> [Goal of the exercise] Pictures are to be left out; otherwise, copy exactly the lines from the line containing "Read this page and output its text content." through the end of the data.

> [Information provided]
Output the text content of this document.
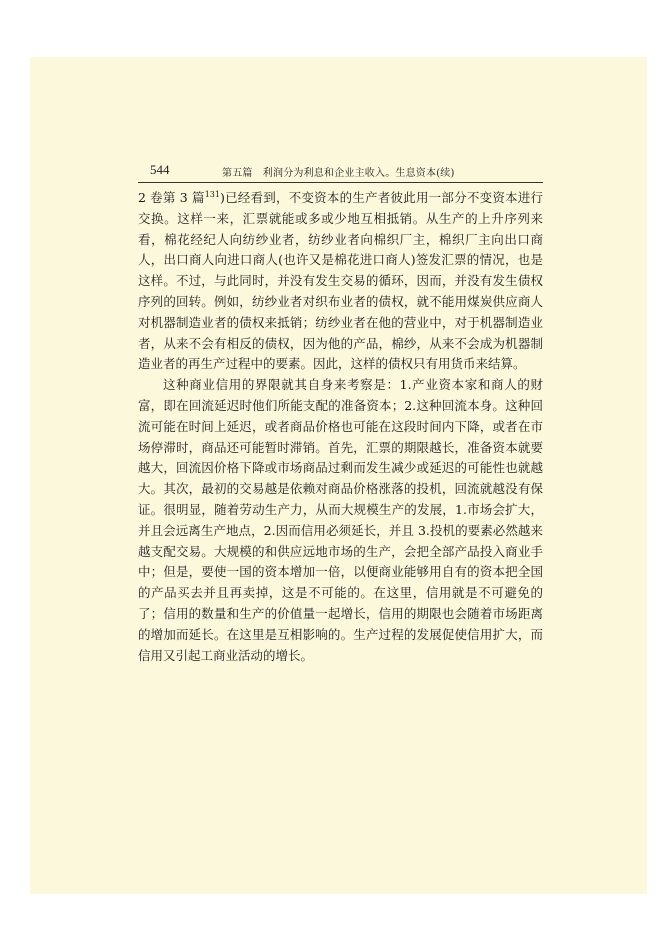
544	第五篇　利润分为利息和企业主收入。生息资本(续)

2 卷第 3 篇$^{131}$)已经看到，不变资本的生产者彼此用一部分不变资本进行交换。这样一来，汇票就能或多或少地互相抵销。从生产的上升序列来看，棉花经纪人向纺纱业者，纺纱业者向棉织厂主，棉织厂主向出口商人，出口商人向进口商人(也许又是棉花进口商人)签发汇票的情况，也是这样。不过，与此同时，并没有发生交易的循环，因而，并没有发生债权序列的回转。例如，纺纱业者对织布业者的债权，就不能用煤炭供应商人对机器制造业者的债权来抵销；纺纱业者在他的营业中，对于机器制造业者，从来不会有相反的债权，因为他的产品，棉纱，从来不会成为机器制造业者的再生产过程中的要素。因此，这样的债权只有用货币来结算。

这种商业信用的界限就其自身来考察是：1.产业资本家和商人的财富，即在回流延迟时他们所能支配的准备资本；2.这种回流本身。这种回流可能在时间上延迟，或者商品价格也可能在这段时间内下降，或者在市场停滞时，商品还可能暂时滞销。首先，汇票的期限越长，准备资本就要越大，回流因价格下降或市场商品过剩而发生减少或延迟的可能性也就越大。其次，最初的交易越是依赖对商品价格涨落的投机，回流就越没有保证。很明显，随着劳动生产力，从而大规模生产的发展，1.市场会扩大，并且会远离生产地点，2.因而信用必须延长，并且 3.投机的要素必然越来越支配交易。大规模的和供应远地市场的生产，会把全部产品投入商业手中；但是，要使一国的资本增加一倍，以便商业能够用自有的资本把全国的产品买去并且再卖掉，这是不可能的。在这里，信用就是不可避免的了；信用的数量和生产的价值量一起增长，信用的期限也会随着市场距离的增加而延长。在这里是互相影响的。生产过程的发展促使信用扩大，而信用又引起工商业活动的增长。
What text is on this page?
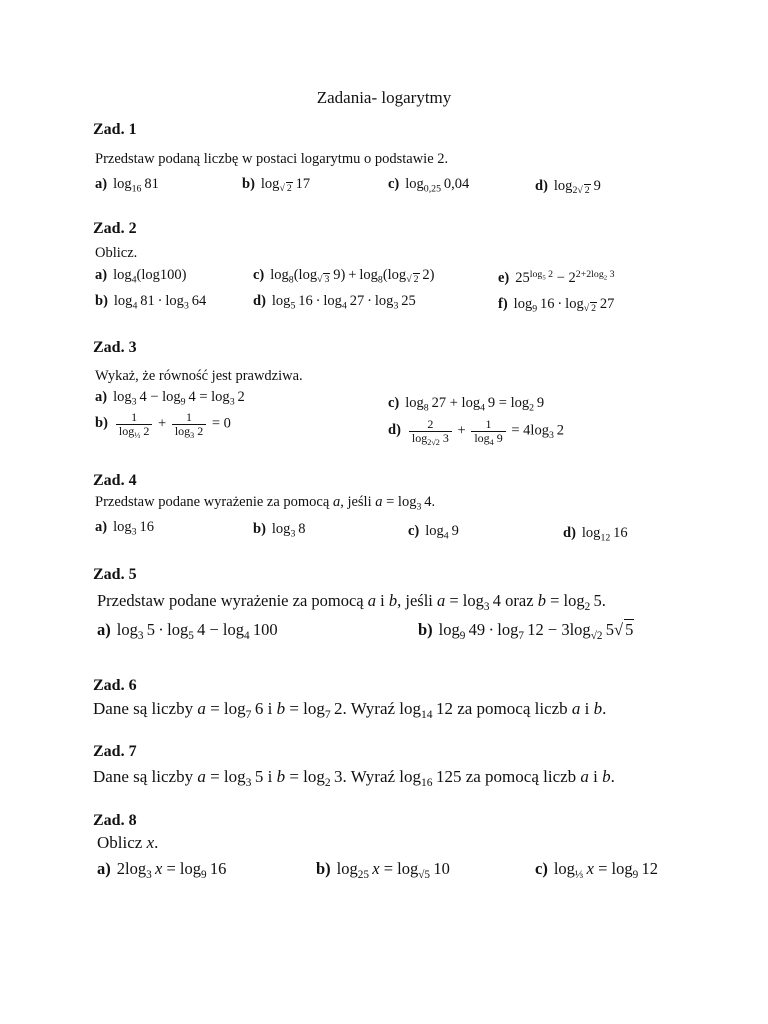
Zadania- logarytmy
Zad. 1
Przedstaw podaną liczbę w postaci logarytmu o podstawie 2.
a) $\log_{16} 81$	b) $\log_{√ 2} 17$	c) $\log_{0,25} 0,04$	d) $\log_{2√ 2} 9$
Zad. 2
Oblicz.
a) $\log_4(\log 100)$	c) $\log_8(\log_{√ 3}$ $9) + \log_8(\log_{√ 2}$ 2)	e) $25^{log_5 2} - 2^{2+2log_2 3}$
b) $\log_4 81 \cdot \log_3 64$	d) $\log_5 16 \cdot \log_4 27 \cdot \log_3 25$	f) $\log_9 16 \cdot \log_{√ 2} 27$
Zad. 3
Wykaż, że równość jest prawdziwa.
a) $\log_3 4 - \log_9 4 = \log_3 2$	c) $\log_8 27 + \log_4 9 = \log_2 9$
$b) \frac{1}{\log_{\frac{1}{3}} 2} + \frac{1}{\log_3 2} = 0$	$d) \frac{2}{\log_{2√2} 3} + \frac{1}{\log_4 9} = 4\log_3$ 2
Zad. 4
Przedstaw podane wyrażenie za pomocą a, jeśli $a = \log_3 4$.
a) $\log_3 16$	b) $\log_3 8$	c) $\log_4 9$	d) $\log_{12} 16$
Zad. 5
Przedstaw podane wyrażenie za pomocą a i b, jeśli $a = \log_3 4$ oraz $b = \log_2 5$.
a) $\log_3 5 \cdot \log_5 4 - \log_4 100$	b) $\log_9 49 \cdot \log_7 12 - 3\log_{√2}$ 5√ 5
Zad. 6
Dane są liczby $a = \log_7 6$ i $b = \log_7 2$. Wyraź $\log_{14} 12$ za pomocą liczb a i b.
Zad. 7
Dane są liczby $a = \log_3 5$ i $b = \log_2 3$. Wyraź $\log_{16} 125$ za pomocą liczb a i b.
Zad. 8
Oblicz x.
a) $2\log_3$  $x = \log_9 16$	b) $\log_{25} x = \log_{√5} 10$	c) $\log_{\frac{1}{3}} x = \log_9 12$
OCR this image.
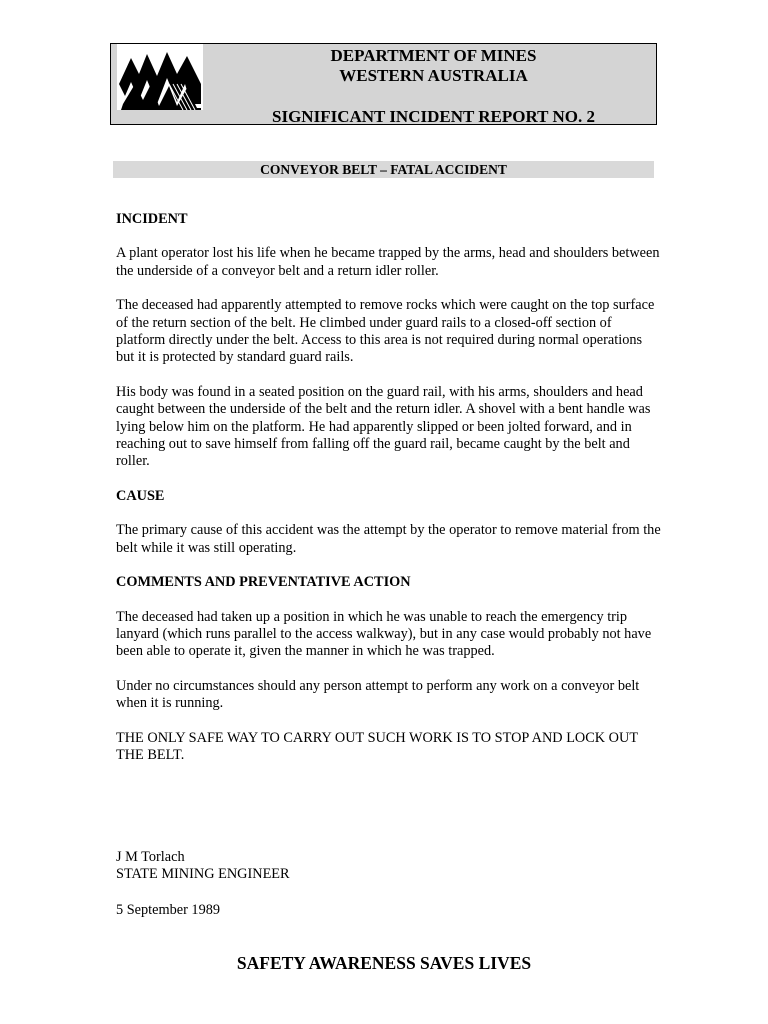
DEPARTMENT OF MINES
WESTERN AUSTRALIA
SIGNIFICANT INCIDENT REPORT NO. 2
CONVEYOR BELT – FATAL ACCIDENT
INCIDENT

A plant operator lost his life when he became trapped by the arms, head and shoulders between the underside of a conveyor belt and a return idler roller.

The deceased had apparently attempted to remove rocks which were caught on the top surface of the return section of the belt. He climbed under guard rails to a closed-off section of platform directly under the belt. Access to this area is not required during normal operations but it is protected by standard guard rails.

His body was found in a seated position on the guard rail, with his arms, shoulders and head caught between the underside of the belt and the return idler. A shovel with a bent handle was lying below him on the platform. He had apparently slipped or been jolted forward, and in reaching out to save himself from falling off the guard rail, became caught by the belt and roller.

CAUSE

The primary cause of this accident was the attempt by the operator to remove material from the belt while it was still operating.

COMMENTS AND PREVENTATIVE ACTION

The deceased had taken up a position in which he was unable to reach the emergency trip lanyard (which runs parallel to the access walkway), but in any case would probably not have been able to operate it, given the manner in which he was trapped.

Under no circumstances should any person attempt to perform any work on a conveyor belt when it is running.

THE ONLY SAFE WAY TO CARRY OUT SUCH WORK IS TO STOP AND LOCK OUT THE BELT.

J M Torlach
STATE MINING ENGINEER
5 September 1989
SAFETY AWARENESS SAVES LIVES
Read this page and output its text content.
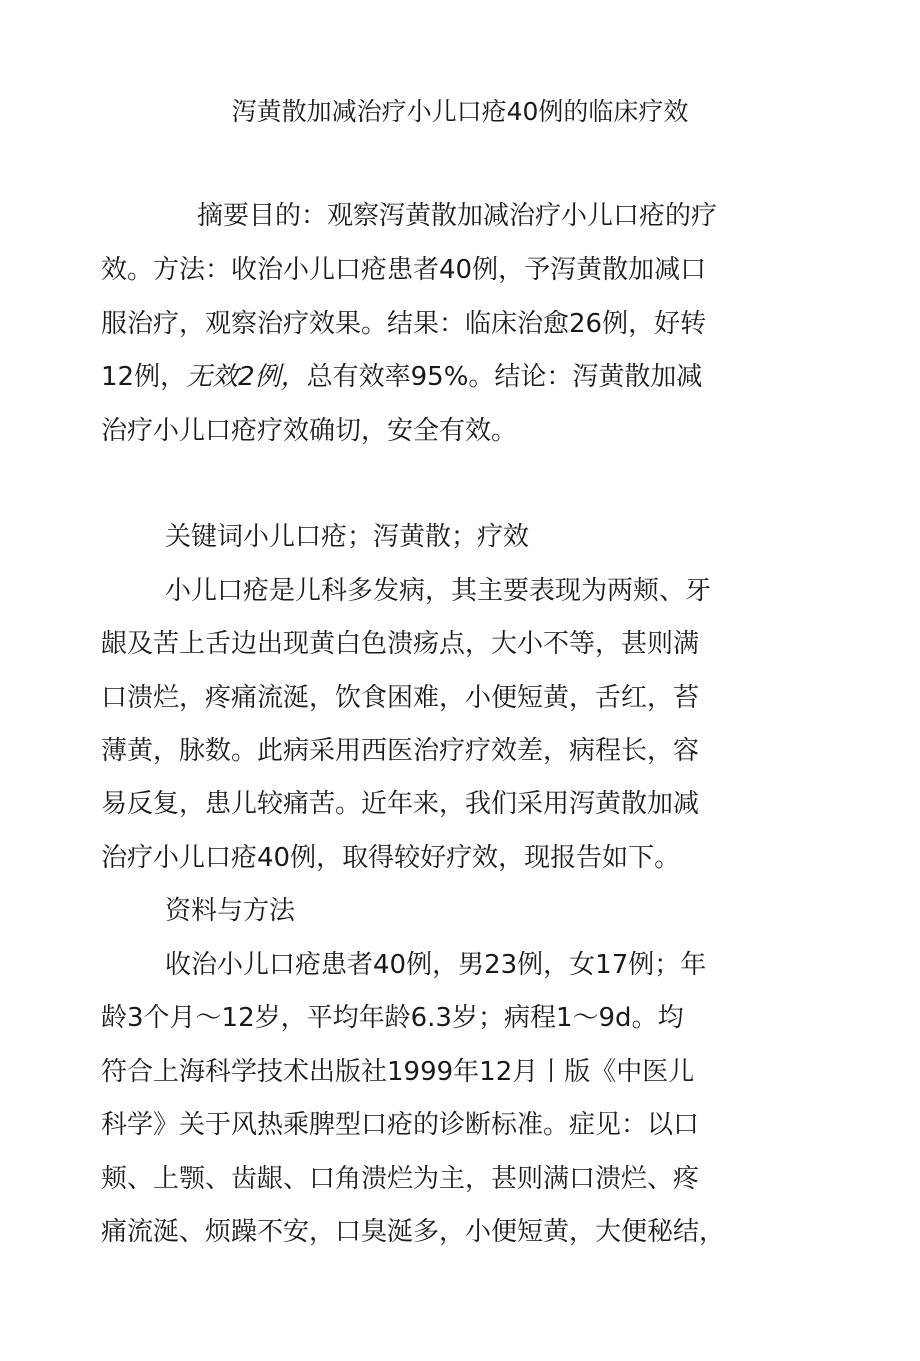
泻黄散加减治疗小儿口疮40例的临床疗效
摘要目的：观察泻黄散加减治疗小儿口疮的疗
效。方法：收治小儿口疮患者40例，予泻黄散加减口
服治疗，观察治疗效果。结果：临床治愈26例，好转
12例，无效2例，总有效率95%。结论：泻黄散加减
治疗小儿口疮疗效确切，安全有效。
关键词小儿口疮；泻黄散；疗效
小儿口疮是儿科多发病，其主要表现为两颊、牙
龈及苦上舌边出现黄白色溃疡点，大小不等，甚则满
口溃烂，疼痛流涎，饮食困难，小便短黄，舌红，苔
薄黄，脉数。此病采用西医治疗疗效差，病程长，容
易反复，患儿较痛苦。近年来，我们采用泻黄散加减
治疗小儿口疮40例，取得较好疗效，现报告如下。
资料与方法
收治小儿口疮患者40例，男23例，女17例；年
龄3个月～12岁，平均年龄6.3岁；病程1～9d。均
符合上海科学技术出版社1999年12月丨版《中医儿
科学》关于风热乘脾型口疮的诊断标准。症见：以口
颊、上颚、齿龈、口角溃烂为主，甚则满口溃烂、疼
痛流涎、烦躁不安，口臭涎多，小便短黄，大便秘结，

> [Task solution]
Read this page and output its text content.
泻黄散加减治疗小儿口疮40例的临床疗效
摘要目的：观察泻黄散加减治疗小儿口疮的疗
效。方法：收治小儿口疮患者40例，予泻黄散加减口
服治疗，观察治疗效果。结果：临床治愈26例，好转
12例，无效2例，总有效率95%。结论：泻黄散加减
治疗小儿口疮疗效确切，安全有效。
关键词小儿口疮；泻黄散；疗效
小儿口疮是儿科多发病，其主要表现为两颊、牙
龈及苦上舌边出现黄白色溃疡点，大小不等，甚则满
口溃烂，疼痛流涎，饮食困难，小便短黄，舌红，苔
薄黄，脉数。此病采用西医治疗疗效差，病程长，容
易反复，患儿较痛苦。近年来，我们采用泻黄散加减
治疗小儿口疮40例，取得较好疗效，现报告如下。
资料与方法
收治小儿口疮患者40例，男23例，女17例；年
龄3个月～12岁，平均年龄6.3岁；病程1～9d。均
符合上海科学技术出版社1999年12月丨版《中医儿
科学》关于风热乘脾型口疮的诊断标准。症见：以口
颊、上颚、齿龈、口角溃烂为主，甚则满口溃烂、疼
痛流涎、烦躁不安，口臭涎多，小便短黄，大便秘结，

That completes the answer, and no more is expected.